[Start SOURCE DOCUMENT]

Why Do We Charge?
It is a sad reality that, despite the self evident principle that secrecy is rarely consistent with our democratic form of government, and in the face of the specific requirements of the 1966 Freedom of Information Act (FOIA), the federal government over and over again withholds data that should be available to the American people. TRAC was formed to resist these unlawful actions. Unlike the government, TRAC has no built-in source of revenue. We operate in a real world where, although the data might be theoretically "free," actually obtaining and bringing it to you involve many costs.
As a not-for-profit academic research center with public service as a central mission, to keep our doors open, we must constantly look for sources of funding. Currently our major sources of support are foundations and gifts as well as donations of time and services — particularly the pro bono work of a team of FOIA lawyers so essential to our efforts. Syracuse University provides important institutional support. We do not seek or accept any money from the federal government. User-fees help defray some of the marginal costs for supporting a small but increasingly important portion of our services as we seek to expand the range of information we can provide.
So what are our expenses? Generally they fall into four categories:
- Data Location and Access.
Finding and acquiring data of interest consume a considerable portion of our resources. Often we will need to submit several FOIA requests just to get the information we need to file a FOIA request for the data itself. If we are unable to provide exact specifications, our requests are likely to be turned down. Our FOIA effort requires increasing amounts of tracking, follow-up, and more and more often pursuing it through court litigation.
- Data Processing and the Data Warehouse.
Luckily, we have been very successful at finding and acquiring data necessitating all the logistics necessary to keep track of what we are getting — and what we've been promised but are not getting. Once data is shipped to us, as described in About Us, we put it through a series of verification and validation checks. We merge in other relevant data such as population figures to provide a more complete picture. After a series of data builds, the data is added to the TRACFED data warehouse ready for use. Many of our procedures have been automated and require heavy duty hardware and software support. Even so, a significant amount of human expertise and intelligence is still needed.

[End SOURCE DOCUMENT]
[Start EXTRACTED ENTRIES]

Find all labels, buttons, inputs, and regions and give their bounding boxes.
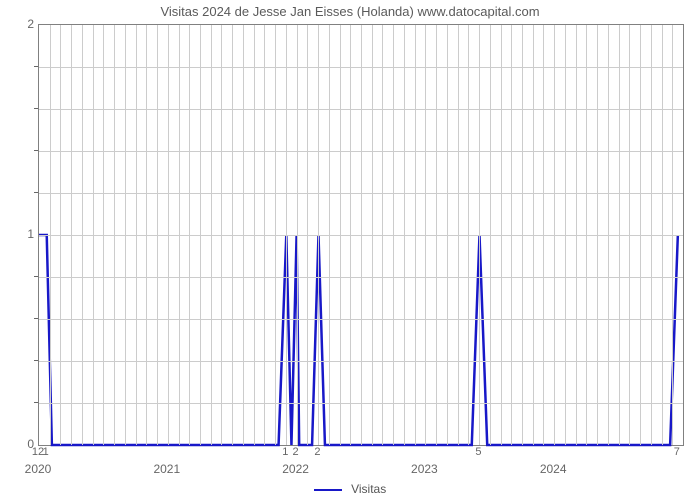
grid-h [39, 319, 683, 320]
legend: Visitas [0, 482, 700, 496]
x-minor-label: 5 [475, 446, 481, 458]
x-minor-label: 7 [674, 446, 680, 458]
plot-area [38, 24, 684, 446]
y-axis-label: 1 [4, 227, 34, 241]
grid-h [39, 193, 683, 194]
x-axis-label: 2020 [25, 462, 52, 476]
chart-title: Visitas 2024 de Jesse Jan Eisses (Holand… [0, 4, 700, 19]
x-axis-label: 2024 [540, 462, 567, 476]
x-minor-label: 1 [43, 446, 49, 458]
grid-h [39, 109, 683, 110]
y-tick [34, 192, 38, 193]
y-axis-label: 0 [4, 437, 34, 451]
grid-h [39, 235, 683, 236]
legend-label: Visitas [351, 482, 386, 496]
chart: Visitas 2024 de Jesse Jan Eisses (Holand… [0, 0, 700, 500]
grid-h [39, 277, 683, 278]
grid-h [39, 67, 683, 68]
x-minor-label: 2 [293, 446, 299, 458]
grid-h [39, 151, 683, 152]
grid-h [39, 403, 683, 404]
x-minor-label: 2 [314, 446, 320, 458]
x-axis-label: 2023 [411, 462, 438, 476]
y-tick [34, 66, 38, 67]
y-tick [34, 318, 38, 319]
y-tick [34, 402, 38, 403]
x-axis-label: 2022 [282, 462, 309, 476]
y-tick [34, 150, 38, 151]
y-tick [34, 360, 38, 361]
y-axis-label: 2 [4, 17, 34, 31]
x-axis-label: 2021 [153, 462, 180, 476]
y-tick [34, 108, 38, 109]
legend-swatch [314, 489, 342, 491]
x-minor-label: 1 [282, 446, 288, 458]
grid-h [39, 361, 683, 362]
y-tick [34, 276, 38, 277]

[End EXTRACTED ENTRIES]
[Start EXTRACTED ENTRIES]

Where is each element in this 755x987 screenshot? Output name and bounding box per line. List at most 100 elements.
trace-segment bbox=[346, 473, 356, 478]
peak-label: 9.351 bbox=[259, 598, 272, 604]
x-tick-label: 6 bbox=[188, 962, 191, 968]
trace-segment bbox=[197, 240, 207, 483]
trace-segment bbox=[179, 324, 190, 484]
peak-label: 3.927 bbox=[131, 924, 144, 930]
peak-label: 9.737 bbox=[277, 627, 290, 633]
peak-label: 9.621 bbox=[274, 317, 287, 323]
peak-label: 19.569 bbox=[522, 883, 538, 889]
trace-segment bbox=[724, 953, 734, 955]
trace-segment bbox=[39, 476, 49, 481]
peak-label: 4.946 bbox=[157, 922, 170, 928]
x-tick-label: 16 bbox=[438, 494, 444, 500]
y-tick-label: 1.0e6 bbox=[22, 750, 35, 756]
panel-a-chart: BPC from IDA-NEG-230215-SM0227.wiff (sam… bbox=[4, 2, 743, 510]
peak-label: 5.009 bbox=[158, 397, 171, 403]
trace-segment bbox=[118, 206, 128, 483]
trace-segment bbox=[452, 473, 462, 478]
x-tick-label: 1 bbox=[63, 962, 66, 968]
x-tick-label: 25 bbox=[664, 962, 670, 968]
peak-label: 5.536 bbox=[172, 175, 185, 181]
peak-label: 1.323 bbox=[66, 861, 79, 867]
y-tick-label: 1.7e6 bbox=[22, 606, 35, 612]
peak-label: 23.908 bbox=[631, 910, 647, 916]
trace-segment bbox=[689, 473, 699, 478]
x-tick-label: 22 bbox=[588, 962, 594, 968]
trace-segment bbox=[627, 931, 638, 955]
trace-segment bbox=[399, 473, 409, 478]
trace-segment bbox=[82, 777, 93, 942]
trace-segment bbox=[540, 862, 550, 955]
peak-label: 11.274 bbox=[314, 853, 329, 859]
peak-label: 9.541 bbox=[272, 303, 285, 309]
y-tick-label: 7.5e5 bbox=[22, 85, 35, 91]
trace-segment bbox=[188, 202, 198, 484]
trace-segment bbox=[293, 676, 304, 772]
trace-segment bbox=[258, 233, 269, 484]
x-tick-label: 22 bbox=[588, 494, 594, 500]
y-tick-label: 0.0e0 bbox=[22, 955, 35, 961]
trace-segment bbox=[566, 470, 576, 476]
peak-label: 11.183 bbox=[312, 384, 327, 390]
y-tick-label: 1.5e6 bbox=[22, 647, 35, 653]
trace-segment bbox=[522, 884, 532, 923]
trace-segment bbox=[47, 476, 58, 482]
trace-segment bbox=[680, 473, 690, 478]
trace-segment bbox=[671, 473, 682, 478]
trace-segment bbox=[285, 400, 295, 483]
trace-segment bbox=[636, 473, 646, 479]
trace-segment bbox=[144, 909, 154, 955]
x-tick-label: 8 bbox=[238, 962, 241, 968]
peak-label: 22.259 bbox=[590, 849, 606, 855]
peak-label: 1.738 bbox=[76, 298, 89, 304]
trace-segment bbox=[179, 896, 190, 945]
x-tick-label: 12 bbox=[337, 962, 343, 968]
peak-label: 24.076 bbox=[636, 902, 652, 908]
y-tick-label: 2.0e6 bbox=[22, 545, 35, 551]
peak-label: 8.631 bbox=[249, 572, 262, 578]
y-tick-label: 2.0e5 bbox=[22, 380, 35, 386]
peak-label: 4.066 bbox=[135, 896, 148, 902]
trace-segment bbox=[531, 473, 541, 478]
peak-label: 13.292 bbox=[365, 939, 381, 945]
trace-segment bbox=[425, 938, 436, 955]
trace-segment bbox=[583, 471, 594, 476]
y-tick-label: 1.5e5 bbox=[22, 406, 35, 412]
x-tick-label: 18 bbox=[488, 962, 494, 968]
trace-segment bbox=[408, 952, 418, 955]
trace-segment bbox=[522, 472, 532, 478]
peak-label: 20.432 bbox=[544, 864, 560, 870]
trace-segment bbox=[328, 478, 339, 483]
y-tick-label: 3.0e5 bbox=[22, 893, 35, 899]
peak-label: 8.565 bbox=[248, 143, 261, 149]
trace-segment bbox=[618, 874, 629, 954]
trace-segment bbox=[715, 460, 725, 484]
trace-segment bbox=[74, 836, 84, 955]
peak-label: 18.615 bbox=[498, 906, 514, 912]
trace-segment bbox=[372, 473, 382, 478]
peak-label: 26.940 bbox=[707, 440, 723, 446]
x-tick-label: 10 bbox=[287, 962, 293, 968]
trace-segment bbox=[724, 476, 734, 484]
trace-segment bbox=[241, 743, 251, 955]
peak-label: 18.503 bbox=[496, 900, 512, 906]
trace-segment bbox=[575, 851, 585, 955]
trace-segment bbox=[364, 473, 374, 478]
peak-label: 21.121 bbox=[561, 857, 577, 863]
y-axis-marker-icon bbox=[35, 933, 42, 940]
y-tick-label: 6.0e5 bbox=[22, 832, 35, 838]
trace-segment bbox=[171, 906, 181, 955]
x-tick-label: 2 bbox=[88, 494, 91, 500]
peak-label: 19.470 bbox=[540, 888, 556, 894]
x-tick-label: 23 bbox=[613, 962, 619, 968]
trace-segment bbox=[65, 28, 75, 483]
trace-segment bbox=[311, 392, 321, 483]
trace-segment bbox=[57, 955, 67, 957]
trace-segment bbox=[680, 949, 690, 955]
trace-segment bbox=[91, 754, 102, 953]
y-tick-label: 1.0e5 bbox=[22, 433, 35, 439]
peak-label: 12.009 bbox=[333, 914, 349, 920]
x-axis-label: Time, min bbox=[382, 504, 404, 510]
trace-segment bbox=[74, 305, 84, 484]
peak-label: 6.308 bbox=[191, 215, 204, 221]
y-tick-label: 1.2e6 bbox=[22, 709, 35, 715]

[End EXTRACTED ENTRIES]
[Start EXTRACTED ENTRIES]

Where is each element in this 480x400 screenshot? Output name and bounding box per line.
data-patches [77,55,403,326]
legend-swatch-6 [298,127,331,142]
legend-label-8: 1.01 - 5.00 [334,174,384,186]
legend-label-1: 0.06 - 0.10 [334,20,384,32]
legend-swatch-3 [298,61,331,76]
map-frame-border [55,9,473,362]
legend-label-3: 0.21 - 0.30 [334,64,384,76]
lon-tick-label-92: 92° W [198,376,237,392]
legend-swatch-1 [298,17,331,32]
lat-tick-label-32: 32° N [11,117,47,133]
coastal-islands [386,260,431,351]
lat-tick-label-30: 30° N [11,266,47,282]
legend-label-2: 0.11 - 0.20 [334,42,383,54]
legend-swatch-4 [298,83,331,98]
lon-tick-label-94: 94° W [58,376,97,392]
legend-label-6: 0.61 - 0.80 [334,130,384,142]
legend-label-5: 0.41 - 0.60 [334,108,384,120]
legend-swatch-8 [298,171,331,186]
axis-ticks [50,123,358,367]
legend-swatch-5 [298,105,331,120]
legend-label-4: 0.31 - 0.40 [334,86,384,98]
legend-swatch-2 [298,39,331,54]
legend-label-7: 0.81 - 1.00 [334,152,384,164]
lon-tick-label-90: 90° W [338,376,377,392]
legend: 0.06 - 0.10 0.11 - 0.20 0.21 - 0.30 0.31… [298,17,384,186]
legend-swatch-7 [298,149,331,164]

[End EXTRACTED ENTRIES]

EXERCISE INSTRUCTIONS:
1 > Write down the text on why TRAC charges, starting at "So what are" and ending at "the Data Warehouse.".
2 > According to the text on why TRAC charges, from what source does TRAC refuse to seek or accept any money?

SOLUTIONS IN ORDER:
1 >
So what are our expenses? Generally they fall into four categories:
- Data Location and Access.
Finding and acquiring data of interest consume a considerable portion of our resources. Often we will need to submit several FOIA requests just to get the information we need to file a FOIA request for the data itself. If we are unable to provide exact specifications, our requests are likely to be turned down. Our FOIA effort requires increasing amounts of tracking, follow-up, and more and more often pursuing it through court litigation.
- Data Processing and the Data Warehouse.

2 > The federal government.